• DATA PROVIDED:
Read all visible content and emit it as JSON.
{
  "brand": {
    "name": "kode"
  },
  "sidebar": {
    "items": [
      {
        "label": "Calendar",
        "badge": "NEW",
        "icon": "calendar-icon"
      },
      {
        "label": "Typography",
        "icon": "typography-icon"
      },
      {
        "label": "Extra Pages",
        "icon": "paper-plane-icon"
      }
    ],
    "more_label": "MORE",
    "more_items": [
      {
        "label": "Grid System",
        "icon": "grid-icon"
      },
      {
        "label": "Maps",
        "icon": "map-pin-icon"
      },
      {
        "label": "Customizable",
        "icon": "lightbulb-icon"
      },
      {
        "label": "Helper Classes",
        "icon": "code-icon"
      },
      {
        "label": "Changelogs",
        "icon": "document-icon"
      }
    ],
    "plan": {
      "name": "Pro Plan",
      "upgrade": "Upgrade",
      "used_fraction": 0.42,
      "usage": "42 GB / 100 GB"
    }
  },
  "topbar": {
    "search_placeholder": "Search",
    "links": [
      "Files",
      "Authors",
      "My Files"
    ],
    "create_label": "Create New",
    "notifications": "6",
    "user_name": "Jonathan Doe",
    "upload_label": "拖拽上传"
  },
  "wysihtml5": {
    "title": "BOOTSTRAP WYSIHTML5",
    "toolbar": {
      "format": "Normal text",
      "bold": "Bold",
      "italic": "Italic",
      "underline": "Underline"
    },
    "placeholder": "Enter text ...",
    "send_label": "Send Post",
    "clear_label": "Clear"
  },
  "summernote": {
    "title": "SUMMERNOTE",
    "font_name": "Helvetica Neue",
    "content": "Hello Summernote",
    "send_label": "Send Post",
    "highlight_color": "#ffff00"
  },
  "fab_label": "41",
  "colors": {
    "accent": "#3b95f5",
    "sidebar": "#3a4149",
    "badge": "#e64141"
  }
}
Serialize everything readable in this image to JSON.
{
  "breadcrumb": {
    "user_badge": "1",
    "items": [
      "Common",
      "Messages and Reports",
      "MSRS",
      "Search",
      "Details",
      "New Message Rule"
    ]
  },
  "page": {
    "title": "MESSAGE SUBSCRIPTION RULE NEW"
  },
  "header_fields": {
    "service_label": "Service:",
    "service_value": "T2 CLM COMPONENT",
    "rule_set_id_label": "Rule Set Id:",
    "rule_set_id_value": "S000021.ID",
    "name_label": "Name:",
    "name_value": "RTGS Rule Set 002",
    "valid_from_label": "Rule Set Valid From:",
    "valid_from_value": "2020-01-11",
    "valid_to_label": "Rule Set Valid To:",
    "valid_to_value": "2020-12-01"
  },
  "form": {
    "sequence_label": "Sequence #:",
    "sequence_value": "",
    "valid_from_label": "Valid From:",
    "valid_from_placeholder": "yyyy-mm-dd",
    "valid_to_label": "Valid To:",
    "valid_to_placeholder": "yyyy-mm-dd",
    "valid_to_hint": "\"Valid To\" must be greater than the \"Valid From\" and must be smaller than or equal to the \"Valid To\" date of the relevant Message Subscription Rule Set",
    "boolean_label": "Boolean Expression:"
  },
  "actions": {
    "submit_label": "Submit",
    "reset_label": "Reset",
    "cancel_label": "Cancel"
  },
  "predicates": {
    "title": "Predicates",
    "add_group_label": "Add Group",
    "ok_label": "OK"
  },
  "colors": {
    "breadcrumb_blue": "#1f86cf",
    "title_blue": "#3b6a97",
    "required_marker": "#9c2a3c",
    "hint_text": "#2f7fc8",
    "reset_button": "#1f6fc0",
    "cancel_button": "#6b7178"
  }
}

• DIRECTIVE: Copy every record above exactly as it appears.

• EXERCISE RESULT:
Read all visible content and emit it as JSON.
{
  "brand": {
    "name": "kode"
  },
  "sidebar": {
    "items": [
      {
        "label": "Calendar",
        "badge": "NEW",
        "icon": "calendar-icon"
      },
      {
        "label": "Typography",
        "icon": "typography-icon"
      },
      {
        "label": "Extra Pages",
        "icon": "paper-plane-icon"
      }
    ],
    "more_label": "MORE",
    "more_items": [
      {
        "label": "Grid System",
        "icon": "grid-icon"
      },
      {
        "label": "Maps",
        "icon": "map-pin-icon"
      },
      {
        "label": "Customizable",
        "icon": "lightbulb-icon"
      },
      {
        "label": "Helper Classes",
        "icon": "code-icon"
      },
      {
        "label": "Changelogs",
        "icon": "document-icon"
      }
    ],
    "plan": {
      "name": "Pro Plan",
      "upgrade": "Upgrade",
      "used_fraction": 0.42,
      "usage": "42 GB / 100 GB"
    }
  },
  "topbar": {
    "search_placeholder": "Search",
    "links": [
      "Files",
      "Authors",
      "My Files"
    ],
    "create_label": "Create New",
    "notifications": "6",
    "user_name": "Jonathan Doe",
    "upload_label": "拖拽上传"
  },
  "wysihtml5": {
    "title": "BOOTSTRAP WYSIHTML5",
    "toolbar": {
      "format": "Normal text",
      "bold": "Bold",
      "italic": "Italic",
      "underline": "Underline"
    },
    "placeholder": "Enter text ...",
    "send_label": "Send Post",
    "clear_label": "Clear"
  },
  "summernote": {
    "title": "SUMMERNOTE",
    "font_name": "Helvetica Neue",
    "content": "Hello Summernote",
    "send_label": "Send Post",
    "highlight_color": "#ffff00"
  },
  "fab_label": "41",
  "colors": {
    "accent": "#3b95f5",
    "sidebar": "#3a4149",
    "badge": "#e64141"
  }
}
Serialize everything readable in this image to JSON.
{
  "breadcrumb": {
    "user_badge": "1",
    "items": [
      "Common",
      "Messages and Reports",
      "MSRS",
      "Search",
      "Details",
      "New Message Rule"
    ]
  },
  "page": {
    "title": "MESSAGE SUBSCRIPTION RULE NEW"
  },
  "header_fields": {
    "service_label": "Service:",
    "service_value": "T2 CLM COMPONENT",
    "rule_set_id_label": "Rule Set Id:",
    "rule_set_id_value": "S000021.ID",
    "name_label": "Name:",
    "name_value": "RTGS Rule Set 002",
    "valid_from_label": "Rule Set Valid From:",
    "valid_from_value": "2020-01-11",
    "valid_to_label": "Rule Set Valid To:",
    "valid_to_value": "2020-12-01"
  },
  "form": {
    "sequence_label": "Sequence #:",
    "sequence_value": "",
    "valid_from_label": "Valid From:",
    "valid_from_placeholder": "yyyy-mm-dd",
    "valid_to_label": "Valid To:",
    "valid_to_placeholder": "yyyy-mm-dd",
    "valid_to_hint": "\"Valid To\" must be greater than the \"Valid From\" and must be smaller than or equal to the \"Valid To\" date of the relevant Message Subscription Rule Set",
    "boolean_label": "Boolean Expression:"
  },
  "actions": {
    "submit_label": "Submit",
    "reset_label": "Reset",
    "cancel_label": "Cancel"
  },
  "predicates": {
    "title": "Predicates",
    "add_group_label": "Add Group",
    "ok_label": "OK"
  },
  "colors": {
    "breadcrumb_blue": "#1f86cf",
    "title_blue": "#3b6a97",
    "required_marker": "#9c2a3c",
    "hint_text": "#2f7fc8",
    "reset_button": "#1f6fc0",
    "cancel_button": "#6b7178"
  }
}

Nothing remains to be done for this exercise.